Written task: Copy out the lines exactly, starting at the first line and ending at the line that contains "cell-baseline-percent: 55 % [174,392,244,414]", with both ends included.

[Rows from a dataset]
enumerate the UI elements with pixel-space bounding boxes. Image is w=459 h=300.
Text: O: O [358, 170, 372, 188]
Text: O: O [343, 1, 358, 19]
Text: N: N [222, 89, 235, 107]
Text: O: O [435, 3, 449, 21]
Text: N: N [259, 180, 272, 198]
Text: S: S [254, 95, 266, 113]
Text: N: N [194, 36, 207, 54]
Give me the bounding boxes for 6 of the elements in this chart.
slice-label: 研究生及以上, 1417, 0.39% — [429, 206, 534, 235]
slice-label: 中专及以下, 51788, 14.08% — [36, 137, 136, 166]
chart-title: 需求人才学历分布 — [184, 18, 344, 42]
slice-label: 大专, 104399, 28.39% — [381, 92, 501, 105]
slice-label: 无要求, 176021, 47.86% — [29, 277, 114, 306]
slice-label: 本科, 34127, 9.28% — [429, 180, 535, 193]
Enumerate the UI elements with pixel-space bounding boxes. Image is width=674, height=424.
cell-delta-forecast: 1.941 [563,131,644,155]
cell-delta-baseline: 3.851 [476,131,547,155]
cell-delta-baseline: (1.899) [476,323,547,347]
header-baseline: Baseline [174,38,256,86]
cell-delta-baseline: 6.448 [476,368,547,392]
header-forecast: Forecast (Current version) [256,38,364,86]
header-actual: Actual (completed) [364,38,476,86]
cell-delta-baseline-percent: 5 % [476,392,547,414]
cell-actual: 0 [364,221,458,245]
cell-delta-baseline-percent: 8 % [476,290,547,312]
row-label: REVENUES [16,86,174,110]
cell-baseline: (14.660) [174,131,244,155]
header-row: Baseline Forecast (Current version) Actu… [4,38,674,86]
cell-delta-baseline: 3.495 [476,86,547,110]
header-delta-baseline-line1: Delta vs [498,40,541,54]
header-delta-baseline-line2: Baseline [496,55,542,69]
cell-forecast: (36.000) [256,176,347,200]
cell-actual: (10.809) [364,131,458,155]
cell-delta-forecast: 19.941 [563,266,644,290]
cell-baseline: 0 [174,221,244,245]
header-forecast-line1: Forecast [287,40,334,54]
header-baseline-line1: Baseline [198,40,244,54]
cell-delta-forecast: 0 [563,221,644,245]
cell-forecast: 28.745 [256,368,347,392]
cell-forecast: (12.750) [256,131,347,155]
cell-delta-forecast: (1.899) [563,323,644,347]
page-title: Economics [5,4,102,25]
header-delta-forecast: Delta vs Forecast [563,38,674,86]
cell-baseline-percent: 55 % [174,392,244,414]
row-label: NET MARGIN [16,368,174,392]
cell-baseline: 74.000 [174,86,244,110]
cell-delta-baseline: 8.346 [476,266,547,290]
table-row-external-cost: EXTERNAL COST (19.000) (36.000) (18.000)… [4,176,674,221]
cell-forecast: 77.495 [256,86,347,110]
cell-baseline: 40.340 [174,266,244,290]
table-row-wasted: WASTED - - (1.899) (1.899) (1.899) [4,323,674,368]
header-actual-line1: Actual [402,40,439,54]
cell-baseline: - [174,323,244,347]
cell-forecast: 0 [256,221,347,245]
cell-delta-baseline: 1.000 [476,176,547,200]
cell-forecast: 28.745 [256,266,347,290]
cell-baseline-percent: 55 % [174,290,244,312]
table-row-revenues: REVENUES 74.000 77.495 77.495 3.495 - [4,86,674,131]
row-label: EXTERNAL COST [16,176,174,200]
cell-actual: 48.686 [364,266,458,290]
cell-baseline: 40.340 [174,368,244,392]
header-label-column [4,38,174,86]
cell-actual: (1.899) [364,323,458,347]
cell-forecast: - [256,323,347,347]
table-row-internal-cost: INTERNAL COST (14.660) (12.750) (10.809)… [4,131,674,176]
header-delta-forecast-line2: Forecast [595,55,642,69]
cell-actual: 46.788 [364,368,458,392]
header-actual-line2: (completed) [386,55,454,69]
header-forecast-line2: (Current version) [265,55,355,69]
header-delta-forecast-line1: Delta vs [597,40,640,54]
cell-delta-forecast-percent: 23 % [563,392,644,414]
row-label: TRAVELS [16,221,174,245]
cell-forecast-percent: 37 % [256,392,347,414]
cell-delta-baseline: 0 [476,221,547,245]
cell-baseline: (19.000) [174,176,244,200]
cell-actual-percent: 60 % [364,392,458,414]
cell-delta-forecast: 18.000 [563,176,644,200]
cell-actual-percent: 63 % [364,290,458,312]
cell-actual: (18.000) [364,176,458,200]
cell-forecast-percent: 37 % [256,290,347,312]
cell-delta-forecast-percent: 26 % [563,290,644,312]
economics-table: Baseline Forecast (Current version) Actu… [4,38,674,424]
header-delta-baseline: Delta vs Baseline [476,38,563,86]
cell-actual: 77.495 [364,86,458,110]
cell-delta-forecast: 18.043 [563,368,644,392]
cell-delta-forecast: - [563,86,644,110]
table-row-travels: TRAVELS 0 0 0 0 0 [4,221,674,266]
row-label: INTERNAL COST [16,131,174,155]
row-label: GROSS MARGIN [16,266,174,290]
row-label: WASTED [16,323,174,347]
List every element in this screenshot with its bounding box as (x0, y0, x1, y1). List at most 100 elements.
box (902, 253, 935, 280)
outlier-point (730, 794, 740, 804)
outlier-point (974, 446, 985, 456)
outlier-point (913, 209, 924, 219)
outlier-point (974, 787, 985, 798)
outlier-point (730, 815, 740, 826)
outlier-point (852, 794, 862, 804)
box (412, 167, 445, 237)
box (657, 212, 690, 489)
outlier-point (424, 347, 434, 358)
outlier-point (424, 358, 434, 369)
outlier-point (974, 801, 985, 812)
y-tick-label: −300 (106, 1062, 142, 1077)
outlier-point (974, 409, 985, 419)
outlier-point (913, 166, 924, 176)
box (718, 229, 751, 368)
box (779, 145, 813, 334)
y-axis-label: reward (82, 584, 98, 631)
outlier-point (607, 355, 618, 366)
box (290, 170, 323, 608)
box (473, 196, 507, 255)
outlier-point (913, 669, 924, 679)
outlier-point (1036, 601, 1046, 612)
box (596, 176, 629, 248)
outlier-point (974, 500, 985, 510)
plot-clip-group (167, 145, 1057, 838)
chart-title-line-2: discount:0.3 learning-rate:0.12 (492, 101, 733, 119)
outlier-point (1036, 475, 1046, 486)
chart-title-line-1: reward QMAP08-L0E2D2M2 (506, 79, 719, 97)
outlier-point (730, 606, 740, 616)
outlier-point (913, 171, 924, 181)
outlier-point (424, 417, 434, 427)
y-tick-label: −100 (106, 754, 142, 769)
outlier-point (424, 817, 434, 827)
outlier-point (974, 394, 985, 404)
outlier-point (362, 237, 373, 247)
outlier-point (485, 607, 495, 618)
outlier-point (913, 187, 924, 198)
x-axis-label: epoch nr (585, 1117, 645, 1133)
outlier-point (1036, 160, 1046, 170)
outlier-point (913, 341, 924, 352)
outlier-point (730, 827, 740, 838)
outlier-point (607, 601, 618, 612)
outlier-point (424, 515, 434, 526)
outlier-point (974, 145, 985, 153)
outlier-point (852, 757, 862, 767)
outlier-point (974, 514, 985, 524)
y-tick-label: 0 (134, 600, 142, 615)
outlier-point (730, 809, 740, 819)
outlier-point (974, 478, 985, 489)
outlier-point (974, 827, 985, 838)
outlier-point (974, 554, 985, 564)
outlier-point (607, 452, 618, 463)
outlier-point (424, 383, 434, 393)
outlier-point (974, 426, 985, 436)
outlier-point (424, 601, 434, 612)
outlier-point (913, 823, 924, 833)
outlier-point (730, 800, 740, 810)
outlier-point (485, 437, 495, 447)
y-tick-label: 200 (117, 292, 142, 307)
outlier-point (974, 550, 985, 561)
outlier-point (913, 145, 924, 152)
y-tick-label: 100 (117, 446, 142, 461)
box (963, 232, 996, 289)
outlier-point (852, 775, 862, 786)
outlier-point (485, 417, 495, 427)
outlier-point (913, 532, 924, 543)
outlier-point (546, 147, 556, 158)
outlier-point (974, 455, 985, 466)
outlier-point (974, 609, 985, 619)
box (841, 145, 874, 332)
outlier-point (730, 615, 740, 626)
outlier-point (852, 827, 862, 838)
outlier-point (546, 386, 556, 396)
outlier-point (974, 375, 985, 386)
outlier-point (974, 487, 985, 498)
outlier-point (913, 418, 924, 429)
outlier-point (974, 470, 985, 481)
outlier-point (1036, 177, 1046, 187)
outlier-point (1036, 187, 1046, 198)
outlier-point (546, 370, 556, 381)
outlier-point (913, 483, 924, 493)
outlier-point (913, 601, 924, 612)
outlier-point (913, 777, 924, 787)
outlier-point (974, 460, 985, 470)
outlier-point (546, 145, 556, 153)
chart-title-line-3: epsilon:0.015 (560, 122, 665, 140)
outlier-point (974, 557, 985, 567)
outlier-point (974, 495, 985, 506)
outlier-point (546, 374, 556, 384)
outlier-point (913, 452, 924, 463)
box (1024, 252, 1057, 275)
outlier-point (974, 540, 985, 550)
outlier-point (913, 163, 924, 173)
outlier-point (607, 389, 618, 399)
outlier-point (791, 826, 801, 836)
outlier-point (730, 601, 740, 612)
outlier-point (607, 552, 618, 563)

Result for this task:
enumerate the UI elements with pixel-space bounding boxes. Image is w=459 h=300.
Text: O: O [358, 170, 372, 188]
Text: O: O [343, 1, 358, 19]
Text: N: N [222, 89, 235, 107]
Text: O: O [435, 3, 449, 21]
Text: N: N [259, 180, 272, 198]
Text: S: S [254, 95, 266, 113]
Text: N: N [194, 36, 207, 54]
Give me the bounding boxes for 6 of the elements in this chart.
slice-label: 研究生及以上, 1417, 0.39% — [429, 206, 534, 235]
slice-label: 中专及以下, 51788, 14.08% — [36, 137, 136, 166]
chart-title: 需求人才学历分布 — [184, 18, 344, 42]
slice-label: 大专, 104399, 28.39% — [381, 92, 501, 105]
slice-label: 无要求, 176021, 47.86% — [29, 277, 114, 306]
slice-label: 本科, 34127, 9.28% — [429, 180, 535, 193]
Enumerate the UI elements with pixel-space bounding boxes. Image is width=674, height=424.
cell-delta-forecast: 1.941 [563,131,644,155]
cell-delta-baseline: 3.851 [476,131,547,155]
cell-delta-baseline: (1.899) [476,323,547,347]
header-baseline: Baseline [174,38,256,86]
cell-delta-baseline: 6.448 [476,368,547,392]
header-forecast: Forecast (Current version) [256,38,364,86]
header-actual: Actual (completed) [364,38,476,86]
cell-delta-baseline-percent: 5 % [476,392,547,414]
cell-actual: 0 [364,221,458,245]
cell-delta-baseline-percent: 8 % [476,290,547,312]
row-label: REVENUES [16,86,174,110]
cell-baseline: (14.660) [174,131,244,155]
header-row: Baseline Forecast (Current version) Actu… [4,38,674,86]
cell-delta-baseline: 3.495 [476,86,547,110]
header-delta-baseline-line1: Delta vs [498,40,541,54]
header-delta-baseline-line2: Baseline [496,55,542,69]
cell-forecast: (36.000) [256,176,347,200]
cell-actual: (10.809) [364,131,458,155]
cell-delta-forecast: 19.941 [563,266,644,290]
cell-baseline: 0 [174,221,244,245]
header-forecast-line1: Forecast [287,40,334,54]
header-baseline-line1: Baseline [198,40,244,54]
cell-delta-forecast: 0 [563,221,644,245]
cell-forecast: 28.745 [256,368,347,392]
cell-forecast: (12.750) [256,131,347,155]
cell-delta-forecast: (1.899) [563,323,644,347]
page-title: Economics [5,4,102,25]
header-delta-forecast: Delta vs Forecast [563,38,674,86]
cell-baseline-percent: 55 % [174,392,244,414]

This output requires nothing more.